### [Exercise goal]
Find the lines containing "Interval" and say how many there are, with no other words.
── Data for this task ──
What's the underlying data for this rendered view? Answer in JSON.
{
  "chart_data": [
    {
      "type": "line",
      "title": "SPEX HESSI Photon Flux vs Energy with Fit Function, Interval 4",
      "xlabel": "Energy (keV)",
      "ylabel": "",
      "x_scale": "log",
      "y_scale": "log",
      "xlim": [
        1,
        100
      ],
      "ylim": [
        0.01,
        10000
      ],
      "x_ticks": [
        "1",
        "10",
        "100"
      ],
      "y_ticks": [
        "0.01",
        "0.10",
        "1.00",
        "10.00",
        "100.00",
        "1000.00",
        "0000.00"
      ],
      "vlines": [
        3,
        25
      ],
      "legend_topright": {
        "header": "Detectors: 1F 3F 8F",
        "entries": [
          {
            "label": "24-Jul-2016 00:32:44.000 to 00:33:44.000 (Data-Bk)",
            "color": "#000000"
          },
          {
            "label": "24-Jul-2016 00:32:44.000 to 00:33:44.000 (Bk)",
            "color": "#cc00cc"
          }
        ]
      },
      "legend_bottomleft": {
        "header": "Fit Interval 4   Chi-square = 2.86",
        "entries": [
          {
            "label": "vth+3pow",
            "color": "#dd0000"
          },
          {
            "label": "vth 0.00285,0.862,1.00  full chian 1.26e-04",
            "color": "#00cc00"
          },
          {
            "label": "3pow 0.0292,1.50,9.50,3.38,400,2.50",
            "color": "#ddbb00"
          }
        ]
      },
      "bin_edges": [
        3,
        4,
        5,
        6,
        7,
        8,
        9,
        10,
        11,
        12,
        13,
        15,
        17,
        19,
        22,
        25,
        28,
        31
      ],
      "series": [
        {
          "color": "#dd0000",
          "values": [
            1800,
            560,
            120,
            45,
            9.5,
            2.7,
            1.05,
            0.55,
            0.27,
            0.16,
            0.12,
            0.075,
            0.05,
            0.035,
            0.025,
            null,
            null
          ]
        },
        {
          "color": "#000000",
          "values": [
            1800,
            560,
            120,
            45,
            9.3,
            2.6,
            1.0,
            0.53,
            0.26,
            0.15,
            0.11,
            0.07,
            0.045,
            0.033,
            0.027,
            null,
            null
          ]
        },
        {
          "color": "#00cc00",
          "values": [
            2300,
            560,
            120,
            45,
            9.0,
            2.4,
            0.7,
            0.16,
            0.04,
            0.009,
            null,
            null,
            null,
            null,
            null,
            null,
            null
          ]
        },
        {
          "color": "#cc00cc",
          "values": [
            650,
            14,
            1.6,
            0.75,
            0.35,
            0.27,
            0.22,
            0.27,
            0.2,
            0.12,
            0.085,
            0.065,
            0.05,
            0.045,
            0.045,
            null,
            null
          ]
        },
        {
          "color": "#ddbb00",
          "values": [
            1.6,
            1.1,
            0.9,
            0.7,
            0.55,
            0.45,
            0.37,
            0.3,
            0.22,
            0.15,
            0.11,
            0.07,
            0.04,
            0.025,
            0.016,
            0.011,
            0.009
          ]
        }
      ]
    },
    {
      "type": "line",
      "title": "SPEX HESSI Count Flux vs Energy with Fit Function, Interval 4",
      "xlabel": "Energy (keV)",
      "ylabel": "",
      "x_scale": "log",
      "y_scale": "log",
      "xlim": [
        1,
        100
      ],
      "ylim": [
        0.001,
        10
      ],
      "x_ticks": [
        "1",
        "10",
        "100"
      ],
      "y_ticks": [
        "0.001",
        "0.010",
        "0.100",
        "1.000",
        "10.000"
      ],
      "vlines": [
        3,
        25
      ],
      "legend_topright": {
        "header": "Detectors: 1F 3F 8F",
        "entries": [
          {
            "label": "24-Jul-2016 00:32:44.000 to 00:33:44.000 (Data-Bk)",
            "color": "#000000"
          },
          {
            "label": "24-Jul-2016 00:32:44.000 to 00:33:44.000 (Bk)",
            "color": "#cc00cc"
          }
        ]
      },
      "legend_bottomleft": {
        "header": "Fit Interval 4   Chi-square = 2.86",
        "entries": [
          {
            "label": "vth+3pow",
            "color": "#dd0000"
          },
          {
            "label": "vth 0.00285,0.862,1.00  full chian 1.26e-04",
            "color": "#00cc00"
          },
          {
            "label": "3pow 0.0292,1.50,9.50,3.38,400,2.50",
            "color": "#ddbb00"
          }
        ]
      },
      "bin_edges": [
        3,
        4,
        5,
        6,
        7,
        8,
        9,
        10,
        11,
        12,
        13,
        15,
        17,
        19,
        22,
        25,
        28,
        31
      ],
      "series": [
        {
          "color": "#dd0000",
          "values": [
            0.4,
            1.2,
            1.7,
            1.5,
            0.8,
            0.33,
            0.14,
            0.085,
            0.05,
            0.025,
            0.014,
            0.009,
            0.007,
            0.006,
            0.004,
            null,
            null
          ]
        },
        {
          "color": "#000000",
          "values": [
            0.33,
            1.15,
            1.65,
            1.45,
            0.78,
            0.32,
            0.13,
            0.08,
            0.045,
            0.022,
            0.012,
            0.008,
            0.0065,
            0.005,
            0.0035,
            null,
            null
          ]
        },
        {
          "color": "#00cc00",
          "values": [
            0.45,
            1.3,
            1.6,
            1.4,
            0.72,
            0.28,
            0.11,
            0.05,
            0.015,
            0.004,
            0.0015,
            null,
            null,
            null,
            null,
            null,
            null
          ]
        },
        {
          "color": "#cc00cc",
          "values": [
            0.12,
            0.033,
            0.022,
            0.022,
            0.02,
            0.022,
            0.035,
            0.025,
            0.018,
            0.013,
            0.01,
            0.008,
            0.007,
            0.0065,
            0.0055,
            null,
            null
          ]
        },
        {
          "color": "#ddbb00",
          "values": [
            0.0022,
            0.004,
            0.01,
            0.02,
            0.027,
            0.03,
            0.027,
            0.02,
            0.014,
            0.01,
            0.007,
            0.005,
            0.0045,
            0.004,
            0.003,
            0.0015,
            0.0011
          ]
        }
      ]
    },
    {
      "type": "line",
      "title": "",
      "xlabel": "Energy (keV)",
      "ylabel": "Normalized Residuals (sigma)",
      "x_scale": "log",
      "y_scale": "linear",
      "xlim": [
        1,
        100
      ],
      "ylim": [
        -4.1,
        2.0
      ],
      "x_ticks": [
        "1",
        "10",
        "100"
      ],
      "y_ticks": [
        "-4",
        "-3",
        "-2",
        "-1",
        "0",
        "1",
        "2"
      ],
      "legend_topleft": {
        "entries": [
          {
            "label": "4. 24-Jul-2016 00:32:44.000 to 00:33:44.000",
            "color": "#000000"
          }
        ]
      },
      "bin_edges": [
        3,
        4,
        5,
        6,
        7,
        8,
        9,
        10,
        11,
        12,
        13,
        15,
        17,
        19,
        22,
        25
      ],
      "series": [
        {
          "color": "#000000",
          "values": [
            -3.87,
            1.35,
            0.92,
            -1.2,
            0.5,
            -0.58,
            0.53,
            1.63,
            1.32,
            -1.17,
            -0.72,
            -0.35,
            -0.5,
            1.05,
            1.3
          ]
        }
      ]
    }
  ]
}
───
### [Final result]
4